DIRECTION: Collect each line containing "content".

RECORDS SUPPLIED:
========================

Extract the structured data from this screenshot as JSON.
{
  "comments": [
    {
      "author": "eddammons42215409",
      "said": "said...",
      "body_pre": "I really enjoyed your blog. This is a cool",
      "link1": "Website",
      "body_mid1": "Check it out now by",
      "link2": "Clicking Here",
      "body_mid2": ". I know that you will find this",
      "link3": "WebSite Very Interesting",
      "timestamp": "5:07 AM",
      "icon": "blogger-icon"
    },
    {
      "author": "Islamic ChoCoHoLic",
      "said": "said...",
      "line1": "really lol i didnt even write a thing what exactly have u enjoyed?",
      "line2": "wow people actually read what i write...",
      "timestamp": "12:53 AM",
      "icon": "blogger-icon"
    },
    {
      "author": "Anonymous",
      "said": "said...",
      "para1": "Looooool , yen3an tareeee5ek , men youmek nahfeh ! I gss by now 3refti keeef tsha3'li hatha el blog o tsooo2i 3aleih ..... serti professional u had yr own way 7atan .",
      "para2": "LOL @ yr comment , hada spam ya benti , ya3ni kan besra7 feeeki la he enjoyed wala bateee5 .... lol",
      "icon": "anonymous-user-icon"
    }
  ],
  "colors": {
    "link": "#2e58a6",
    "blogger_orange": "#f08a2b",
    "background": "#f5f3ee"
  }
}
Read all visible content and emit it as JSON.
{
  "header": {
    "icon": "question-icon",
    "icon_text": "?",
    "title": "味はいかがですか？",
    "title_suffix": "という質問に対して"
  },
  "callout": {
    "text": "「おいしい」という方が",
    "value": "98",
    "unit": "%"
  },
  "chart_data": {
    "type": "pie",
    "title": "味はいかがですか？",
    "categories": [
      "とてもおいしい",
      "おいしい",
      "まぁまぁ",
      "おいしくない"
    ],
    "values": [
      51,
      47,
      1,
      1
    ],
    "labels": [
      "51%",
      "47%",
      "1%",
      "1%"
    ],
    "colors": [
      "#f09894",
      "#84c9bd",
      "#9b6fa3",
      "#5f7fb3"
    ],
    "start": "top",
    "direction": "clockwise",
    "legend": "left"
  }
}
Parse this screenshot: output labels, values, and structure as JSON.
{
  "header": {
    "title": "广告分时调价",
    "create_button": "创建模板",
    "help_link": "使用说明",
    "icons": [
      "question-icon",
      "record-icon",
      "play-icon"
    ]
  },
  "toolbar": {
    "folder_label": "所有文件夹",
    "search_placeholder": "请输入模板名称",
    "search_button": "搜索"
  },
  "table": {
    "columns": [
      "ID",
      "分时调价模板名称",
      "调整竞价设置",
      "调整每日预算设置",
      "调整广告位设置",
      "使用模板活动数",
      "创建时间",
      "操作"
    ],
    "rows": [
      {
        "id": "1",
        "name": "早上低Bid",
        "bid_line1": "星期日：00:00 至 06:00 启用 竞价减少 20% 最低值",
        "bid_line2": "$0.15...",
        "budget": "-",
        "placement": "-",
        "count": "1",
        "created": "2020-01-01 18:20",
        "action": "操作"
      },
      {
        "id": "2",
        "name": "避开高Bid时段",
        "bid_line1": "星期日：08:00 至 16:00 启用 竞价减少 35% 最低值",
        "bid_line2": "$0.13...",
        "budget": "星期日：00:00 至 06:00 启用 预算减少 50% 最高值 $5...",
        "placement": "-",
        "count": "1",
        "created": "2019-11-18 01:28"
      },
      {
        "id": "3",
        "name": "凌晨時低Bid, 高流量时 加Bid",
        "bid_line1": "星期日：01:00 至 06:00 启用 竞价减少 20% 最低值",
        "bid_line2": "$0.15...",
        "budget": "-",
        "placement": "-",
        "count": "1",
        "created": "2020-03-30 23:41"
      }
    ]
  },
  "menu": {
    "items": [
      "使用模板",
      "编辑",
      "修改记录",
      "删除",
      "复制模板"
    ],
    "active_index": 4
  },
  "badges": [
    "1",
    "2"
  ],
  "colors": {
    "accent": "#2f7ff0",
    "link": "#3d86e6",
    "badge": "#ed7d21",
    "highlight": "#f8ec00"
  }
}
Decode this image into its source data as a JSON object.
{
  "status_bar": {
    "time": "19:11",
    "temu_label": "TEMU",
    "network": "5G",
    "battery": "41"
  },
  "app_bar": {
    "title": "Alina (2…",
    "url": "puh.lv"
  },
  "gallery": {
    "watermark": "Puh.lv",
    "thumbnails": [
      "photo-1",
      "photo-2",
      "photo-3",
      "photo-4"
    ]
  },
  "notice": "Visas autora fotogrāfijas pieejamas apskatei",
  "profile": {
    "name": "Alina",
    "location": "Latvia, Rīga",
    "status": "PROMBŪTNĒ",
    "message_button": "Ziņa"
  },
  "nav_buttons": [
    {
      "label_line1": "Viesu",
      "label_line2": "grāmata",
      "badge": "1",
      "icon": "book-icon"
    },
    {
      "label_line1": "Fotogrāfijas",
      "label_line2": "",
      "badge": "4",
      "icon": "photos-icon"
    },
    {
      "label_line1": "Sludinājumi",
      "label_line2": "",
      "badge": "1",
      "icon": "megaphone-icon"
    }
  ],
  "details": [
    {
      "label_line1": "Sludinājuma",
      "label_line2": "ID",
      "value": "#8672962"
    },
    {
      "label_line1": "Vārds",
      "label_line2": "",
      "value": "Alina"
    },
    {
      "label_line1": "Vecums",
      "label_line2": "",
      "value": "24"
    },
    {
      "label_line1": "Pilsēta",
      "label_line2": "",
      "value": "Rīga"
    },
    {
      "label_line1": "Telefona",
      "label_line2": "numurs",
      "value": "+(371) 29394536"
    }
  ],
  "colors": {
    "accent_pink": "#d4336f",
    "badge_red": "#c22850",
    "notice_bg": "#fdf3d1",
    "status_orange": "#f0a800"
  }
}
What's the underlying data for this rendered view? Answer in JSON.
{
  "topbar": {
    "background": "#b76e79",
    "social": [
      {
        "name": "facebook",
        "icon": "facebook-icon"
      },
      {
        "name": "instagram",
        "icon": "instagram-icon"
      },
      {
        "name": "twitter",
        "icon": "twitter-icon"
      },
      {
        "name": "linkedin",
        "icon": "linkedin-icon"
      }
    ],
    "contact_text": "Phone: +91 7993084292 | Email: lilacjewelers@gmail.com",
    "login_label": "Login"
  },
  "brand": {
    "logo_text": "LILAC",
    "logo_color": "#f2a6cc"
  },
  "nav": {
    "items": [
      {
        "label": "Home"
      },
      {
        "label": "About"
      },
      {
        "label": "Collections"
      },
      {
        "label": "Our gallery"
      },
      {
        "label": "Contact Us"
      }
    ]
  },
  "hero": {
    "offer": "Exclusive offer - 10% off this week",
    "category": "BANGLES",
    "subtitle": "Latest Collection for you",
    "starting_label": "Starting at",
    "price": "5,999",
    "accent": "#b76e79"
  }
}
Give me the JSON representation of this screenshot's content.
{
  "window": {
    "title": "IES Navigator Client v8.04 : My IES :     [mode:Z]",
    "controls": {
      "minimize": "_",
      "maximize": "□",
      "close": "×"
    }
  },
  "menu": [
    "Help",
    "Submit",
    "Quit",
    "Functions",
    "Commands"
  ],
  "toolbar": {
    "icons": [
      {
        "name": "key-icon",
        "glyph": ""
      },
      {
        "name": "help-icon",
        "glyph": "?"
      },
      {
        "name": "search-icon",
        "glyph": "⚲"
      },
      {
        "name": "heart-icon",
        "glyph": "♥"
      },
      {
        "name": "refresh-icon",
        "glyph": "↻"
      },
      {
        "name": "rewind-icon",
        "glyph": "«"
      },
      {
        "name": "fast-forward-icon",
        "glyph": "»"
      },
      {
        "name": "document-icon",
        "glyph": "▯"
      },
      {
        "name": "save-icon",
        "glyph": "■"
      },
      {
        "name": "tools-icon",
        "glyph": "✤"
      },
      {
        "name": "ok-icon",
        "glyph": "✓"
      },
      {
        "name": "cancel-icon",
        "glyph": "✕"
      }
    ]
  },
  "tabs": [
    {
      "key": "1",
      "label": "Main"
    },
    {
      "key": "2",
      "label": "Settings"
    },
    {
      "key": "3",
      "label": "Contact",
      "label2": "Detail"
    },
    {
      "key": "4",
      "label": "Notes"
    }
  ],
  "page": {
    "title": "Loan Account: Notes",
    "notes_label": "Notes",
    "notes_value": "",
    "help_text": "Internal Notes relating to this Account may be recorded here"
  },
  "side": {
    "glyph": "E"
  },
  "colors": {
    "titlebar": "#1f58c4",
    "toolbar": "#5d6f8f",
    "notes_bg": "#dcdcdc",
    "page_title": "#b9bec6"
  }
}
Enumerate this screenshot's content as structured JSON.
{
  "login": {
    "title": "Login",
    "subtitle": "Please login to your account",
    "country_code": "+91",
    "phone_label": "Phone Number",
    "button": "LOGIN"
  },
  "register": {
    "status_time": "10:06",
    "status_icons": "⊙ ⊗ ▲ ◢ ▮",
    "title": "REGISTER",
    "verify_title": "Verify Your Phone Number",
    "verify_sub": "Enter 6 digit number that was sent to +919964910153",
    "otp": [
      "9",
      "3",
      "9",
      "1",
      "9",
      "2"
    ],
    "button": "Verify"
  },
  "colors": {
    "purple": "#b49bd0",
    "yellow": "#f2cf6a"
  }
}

========================

TASK OUTPUT:
Read all visible content and emit it as JSON.
Give me the JSON representation of this screenshot's content.
Enumerate this screenshot's content as structured JSON.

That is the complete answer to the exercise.